*STATED PROBLEM*
Copy out every line that contains the word "Appendix".

── DATA ENTRIES ──

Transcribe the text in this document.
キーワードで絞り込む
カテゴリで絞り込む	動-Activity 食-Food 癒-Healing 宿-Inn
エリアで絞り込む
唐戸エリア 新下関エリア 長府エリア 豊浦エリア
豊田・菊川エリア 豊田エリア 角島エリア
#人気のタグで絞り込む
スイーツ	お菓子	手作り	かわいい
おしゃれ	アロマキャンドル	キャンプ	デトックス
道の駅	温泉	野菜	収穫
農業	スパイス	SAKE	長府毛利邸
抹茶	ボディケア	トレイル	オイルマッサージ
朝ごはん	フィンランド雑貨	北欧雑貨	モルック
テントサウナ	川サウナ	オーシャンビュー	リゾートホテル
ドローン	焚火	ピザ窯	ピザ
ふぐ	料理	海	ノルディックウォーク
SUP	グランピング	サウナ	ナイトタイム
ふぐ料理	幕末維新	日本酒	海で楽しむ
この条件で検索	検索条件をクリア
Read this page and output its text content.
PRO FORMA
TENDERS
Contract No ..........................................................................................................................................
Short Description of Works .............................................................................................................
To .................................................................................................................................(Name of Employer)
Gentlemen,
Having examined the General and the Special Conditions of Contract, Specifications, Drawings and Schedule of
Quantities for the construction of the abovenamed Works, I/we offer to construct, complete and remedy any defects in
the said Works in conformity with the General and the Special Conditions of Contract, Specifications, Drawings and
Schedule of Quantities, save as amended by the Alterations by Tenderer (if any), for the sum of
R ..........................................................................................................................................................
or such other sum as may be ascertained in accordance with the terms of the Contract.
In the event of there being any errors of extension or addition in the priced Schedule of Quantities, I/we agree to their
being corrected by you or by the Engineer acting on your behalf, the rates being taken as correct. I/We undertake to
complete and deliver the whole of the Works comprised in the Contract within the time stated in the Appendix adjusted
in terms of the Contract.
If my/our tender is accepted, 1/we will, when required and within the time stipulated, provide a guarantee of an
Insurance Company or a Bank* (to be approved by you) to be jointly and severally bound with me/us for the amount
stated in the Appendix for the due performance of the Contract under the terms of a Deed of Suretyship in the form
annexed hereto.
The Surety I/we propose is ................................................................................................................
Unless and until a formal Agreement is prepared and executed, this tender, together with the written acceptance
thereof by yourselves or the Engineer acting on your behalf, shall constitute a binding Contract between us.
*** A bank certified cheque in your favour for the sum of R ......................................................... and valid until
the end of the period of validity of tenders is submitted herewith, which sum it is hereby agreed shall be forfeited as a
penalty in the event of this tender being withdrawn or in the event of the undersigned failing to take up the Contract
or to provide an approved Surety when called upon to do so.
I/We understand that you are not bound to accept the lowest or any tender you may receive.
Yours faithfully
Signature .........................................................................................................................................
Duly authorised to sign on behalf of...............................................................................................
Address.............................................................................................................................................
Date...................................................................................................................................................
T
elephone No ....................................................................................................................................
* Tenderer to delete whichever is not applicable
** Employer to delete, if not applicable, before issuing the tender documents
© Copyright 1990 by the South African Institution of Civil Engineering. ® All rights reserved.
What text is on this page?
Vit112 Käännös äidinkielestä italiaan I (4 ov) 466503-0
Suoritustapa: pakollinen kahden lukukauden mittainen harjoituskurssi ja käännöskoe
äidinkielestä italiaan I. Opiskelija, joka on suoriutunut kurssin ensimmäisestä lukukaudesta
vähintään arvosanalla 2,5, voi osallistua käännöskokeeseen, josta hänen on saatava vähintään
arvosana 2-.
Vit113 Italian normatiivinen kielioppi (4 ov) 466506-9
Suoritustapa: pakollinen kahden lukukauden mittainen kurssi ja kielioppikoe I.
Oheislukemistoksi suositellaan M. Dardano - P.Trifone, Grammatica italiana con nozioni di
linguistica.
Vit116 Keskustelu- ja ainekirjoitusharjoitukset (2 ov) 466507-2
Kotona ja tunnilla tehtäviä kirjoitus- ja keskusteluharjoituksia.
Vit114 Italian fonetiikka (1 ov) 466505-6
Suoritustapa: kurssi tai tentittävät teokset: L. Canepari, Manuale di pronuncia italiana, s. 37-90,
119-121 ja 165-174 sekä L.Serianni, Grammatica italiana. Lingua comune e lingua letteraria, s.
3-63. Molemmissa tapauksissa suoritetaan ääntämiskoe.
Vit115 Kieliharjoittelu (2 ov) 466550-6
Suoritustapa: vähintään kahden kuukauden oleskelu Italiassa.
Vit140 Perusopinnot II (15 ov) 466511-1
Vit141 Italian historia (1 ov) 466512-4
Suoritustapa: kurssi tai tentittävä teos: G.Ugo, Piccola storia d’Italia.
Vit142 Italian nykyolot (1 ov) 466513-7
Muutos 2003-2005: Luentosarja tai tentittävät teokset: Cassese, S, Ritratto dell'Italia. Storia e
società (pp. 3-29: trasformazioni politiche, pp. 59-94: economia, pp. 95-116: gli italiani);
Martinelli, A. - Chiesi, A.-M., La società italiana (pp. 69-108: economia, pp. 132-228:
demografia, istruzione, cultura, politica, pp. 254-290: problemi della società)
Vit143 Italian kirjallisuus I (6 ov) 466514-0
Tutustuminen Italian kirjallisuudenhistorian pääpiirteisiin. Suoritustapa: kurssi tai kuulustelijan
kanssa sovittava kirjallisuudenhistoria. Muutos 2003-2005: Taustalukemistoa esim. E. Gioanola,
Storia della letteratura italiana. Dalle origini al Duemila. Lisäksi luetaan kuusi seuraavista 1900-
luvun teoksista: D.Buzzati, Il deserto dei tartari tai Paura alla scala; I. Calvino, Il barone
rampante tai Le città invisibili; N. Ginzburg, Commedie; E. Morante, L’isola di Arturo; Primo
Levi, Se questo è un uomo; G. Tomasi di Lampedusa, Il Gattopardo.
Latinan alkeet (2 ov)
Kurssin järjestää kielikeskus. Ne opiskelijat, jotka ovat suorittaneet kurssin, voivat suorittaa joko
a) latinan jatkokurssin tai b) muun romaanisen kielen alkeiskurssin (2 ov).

───

*EXPECTED ANSWER*
complete and deliver the whole of the Works comprised in the Contract within the time stated in the Appendix adjusted
stated in the Appendix for the due performance of the Contract under the terms of a Deed of Suretyship in the form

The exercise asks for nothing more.